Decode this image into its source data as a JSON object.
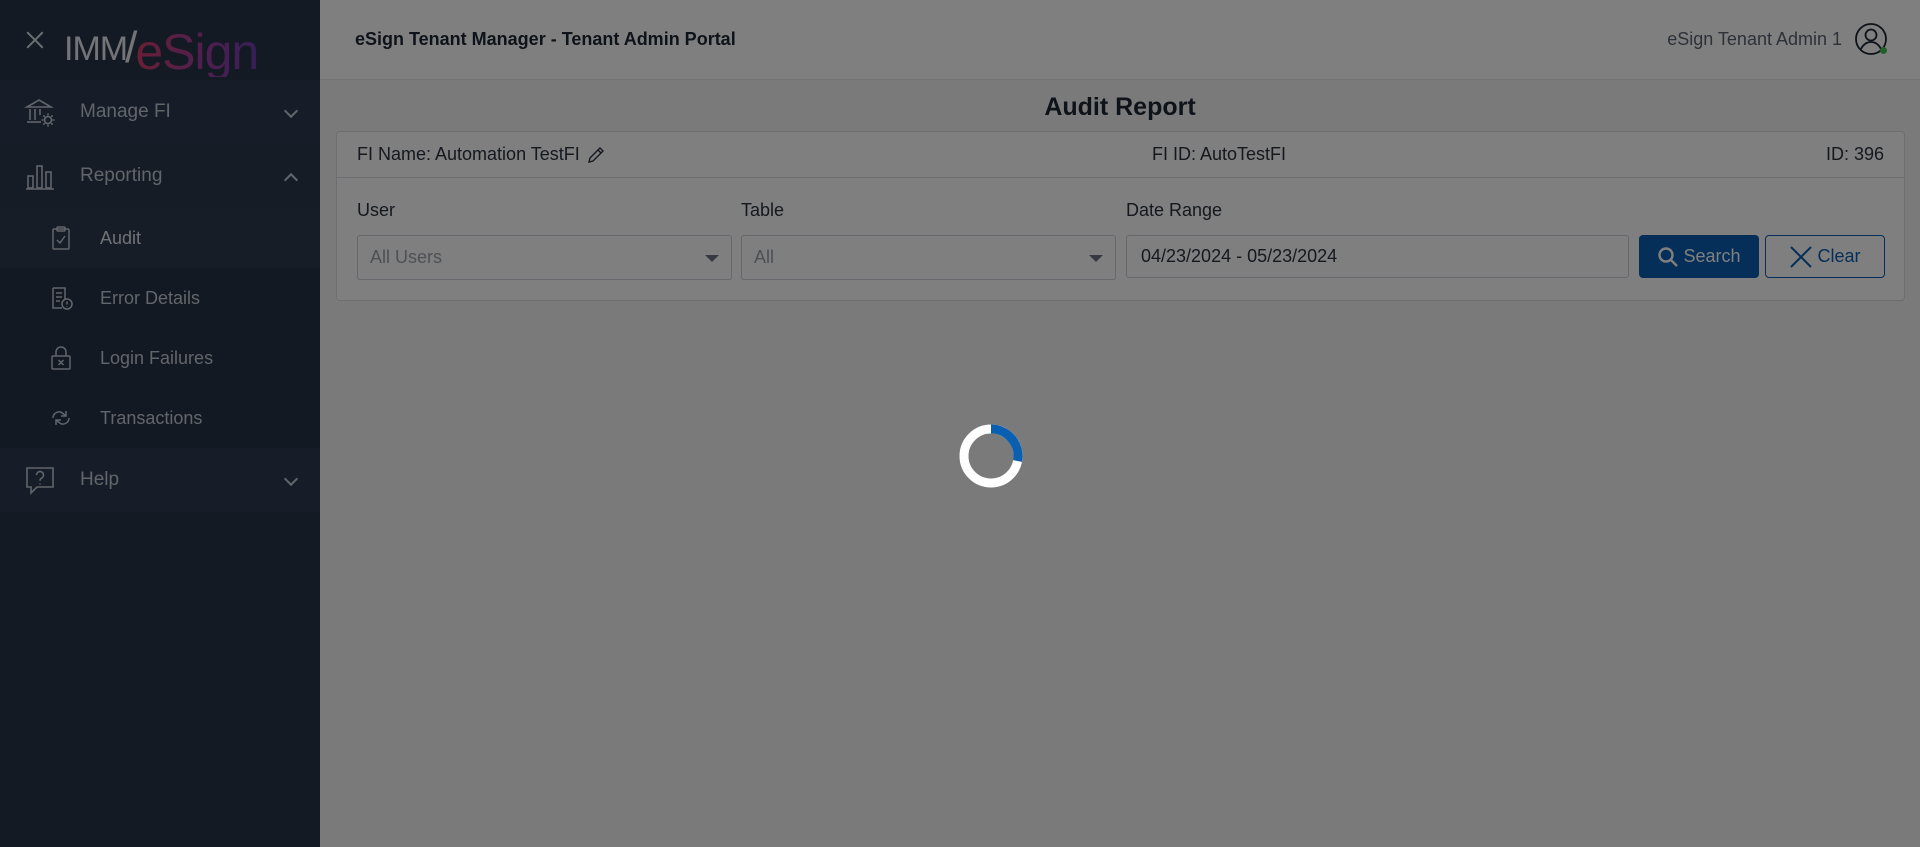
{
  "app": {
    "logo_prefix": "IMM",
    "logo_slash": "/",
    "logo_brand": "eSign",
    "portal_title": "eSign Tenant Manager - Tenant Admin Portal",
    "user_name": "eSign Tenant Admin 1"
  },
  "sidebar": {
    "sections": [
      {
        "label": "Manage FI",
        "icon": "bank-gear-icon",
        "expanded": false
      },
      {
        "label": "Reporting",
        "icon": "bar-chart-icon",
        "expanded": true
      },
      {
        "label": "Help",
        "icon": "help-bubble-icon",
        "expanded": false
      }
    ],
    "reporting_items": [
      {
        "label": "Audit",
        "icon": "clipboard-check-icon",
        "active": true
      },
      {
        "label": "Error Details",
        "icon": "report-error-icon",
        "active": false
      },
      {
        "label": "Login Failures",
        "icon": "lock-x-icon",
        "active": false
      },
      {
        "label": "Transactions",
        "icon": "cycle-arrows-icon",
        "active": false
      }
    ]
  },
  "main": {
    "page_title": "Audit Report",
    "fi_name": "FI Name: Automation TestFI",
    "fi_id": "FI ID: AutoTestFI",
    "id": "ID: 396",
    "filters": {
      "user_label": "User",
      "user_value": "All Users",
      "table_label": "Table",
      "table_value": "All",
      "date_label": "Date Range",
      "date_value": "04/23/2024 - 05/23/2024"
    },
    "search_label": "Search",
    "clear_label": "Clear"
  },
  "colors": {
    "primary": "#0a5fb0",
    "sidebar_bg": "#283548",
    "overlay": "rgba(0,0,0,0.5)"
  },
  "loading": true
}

---

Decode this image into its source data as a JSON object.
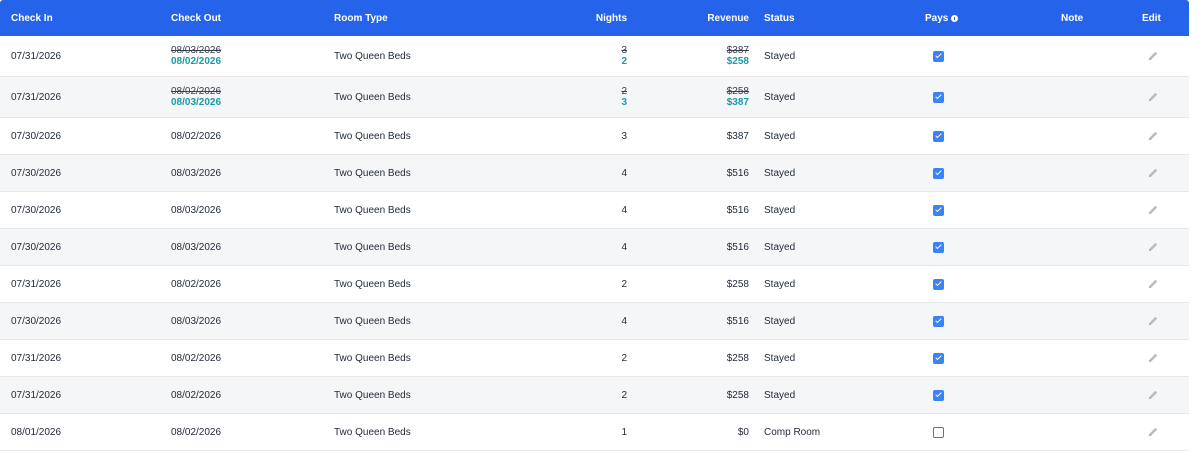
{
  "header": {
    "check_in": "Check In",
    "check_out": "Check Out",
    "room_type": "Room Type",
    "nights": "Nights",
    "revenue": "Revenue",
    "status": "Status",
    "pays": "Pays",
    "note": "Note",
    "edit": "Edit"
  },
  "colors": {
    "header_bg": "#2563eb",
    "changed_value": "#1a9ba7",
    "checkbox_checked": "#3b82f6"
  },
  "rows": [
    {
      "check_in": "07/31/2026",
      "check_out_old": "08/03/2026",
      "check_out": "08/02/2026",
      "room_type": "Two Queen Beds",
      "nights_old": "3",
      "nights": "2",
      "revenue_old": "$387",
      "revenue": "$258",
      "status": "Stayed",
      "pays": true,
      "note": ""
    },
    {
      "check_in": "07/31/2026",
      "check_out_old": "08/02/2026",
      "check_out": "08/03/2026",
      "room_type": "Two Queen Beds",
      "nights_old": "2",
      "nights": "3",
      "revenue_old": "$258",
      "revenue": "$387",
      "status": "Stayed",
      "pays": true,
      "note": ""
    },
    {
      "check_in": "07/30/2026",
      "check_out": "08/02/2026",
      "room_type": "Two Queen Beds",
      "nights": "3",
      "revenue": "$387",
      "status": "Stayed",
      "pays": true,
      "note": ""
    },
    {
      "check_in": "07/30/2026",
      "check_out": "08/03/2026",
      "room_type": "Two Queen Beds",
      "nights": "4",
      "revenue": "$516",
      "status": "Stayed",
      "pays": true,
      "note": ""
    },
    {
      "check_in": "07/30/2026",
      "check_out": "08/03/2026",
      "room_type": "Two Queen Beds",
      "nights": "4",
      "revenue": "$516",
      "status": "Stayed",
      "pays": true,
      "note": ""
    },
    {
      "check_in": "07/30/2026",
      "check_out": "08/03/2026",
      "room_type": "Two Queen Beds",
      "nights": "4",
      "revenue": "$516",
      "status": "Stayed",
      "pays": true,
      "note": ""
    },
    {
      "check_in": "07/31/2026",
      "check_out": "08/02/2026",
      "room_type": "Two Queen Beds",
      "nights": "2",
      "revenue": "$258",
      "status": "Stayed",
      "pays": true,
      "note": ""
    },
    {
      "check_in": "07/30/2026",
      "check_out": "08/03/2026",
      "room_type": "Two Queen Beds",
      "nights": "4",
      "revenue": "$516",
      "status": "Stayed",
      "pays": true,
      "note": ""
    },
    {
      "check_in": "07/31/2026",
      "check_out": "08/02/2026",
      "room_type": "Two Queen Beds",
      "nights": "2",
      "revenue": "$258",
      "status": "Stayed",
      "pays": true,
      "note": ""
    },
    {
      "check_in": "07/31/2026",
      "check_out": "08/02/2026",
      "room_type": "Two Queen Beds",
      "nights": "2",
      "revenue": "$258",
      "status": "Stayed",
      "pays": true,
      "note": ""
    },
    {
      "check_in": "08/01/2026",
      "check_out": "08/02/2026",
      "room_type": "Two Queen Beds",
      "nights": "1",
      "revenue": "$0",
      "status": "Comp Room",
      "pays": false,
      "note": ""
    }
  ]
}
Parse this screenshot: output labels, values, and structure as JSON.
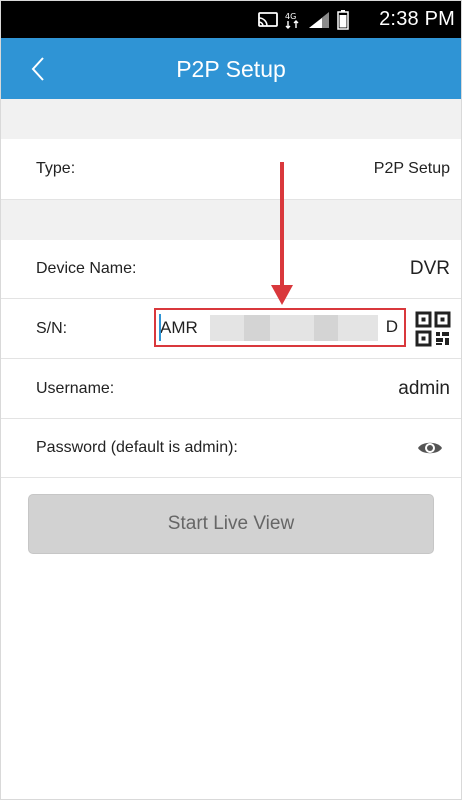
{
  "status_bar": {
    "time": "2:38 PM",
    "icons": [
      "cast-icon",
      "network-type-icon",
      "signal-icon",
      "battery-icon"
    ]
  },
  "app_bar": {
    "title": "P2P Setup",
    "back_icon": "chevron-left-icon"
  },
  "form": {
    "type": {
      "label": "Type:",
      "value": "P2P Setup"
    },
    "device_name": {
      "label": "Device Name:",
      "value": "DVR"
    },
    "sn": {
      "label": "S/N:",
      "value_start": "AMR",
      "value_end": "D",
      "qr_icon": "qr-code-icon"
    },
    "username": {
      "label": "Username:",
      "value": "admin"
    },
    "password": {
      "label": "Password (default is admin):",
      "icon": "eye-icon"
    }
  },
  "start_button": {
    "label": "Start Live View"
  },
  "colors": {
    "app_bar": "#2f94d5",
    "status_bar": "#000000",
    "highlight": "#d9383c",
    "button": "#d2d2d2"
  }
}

Work instructions -> Where a line in the entries holds "Tenant", copy that line.

Answer below ->
    "portal_title": "eSign Tenant Manager - Tenant Admin Portal",
    "user_name": "eSign Tenant Admin 1"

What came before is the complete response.